Dataset listings of figures
* * * * * * * * *

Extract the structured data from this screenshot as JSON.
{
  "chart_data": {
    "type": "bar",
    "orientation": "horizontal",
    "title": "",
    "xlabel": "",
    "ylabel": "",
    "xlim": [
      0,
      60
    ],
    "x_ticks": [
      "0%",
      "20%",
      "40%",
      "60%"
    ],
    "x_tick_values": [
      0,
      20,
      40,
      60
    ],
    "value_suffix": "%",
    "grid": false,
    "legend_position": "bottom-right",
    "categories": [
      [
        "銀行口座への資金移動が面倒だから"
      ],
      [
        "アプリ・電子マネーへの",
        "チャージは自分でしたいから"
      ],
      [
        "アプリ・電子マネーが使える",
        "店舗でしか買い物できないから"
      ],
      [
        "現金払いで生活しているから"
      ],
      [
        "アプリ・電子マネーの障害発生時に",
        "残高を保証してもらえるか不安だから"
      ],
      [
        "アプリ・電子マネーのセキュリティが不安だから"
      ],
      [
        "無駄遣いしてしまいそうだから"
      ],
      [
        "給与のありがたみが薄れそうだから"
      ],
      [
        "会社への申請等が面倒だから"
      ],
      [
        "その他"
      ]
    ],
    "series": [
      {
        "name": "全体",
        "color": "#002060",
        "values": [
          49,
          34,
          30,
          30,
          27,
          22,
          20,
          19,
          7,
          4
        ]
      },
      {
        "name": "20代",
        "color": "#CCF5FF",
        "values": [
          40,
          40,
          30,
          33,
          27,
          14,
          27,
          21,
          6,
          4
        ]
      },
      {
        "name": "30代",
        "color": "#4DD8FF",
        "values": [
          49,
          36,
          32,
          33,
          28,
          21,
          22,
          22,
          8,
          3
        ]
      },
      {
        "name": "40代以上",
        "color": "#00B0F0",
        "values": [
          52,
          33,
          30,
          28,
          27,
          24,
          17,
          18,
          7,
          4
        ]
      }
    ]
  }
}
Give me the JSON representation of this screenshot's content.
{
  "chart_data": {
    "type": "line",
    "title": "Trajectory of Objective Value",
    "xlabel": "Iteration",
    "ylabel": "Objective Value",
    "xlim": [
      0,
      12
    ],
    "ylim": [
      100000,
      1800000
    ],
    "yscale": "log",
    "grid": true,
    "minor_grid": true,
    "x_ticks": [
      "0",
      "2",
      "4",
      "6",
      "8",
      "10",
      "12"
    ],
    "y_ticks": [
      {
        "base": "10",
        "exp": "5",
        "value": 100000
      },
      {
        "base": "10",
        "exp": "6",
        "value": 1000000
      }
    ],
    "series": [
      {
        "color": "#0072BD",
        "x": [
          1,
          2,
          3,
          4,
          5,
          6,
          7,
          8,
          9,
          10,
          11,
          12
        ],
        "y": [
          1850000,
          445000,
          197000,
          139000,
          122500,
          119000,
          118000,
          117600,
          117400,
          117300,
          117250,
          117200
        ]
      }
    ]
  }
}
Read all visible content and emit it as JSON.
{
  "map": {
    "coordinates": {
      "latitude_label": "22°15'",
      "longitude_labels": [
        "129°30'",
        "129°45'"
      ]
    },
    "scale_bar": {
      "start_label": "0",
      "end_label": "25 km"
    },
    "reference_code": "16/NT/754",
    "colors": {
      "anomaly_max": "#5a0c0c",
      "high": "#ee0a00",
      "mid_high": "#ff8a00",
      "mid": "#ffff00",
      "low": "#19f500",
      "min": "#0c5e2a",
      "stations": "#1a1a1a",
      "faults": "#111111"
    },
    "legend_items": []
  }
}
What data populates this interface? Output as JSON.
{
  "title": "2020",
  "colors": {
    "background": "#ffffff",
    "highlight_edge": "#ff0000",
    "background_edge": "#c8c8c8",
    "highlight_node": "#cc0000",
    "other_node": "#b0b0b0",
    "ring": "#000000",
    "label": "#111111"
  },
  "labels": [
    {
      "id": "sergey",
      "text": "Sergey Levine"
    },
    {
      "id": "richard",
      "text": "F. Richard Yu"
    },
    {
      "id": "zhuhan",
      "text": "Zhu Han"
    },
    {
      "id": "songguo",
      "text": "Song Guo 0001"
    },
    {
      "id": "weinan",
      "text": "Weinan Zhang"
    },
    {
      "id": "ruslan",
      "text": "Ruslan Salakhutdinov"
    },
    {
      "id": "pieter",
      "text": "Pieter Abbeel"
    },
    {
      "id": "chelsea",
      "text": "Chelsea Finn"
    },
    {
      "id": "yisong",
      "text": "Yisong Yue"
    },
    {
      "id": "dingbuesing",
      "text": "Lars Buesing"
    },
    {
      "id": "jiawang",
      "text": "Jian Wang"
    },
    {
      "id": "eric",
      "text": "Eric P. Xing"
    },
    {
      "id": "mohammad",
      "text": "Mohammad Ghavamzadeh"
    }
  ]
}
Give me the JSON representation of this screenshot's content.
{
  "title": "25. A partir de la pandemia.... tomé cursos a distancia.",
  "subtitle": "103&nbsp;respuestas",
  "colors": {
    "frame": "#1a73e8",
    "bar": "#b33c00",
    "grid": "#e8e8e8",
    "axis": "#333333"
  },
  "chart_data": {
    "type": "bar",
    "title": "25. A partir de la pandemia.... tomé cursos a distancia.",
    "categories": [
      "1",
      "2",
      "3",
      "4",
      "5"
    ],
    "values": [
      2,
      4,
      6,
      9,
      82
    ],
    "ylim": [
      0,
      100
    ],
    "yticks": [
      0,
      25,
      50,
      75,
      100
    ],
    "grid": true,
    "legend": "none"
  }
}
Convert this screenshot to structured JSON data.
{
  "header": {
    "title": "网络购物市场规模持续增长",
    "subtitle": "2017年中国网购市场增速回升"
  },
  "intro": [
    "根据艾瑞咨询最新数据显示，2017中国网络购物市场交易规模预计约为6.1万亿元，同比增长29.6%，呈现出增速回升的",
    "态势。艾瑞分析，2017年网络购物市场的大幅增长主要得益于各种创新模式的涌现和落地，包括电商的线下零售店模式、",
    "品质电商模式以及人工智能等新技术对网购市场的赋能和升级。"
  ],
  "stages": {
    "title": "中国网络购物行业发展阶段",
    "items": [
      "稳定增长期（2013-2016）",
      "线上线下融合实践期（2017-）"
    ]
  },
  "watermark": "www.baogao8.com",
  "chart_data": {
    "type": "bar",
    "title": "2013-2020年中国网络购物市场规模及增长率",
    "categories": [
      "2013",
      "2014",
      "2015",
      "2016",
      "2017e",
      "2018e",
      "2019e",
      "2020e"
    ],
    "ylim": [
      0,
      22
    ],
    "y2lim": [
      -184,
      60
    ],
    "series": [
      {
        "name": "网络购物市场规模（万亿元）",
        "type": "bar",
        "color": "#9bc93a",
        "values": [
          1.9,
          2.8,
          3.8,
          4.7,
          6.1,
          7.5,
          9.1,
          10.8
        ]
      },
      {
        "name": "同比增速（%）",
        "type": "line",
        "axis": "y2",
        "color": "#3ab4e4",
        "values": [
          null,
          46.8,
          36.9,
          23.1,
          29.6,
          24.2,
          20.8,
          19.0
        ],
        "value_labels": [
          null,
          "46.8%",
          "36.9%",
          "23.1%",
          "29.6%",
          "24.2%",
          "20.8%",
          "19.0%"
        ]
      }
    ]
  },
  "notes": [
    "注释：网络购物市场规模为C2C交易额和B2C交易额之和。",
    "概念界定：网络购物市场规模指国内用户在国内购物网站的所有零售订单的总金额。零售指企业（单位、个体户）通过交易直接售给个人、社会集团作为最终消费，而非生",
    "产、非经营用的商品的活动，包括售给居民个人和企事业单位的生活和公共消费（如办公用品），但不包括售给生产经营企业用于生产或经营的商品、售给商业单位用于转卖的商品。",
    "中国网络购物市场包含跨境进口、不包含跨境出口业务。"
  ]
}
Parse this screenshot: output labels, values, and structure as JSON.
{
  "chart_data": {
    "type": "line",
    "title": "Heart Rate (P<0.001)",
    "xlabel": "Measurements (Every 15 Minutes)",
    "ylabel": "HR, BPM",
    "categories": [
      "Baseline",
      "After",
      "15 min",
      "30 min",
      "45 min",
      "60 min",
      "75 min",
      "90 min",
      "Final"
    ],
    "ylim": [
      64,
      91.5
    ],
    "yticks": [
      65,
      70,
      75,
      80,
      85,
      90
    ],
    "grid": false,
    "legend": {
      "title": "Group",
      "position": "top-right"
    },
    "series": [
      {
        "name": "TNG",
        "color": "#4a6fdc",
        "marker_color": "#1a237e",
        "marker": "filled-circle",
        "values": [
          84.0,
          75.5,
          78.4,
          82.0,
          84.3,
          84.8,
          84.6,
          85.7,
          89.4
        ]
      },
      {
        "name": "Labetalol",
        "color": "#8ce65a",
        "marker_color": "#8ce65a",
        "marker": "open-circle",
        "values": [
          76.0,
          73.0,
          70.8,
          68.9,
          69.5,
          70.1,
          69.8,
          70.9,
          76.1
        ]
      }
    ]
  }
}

* * * * * * * * *

● **PROBLEM DESCRIPTION**:
Copy out the lines in which the string "structured" appears.

● **TASK OUTPUT**:
Extract the structured data from this screenshot as JSON.
Convert this screenshot to structured JSON data.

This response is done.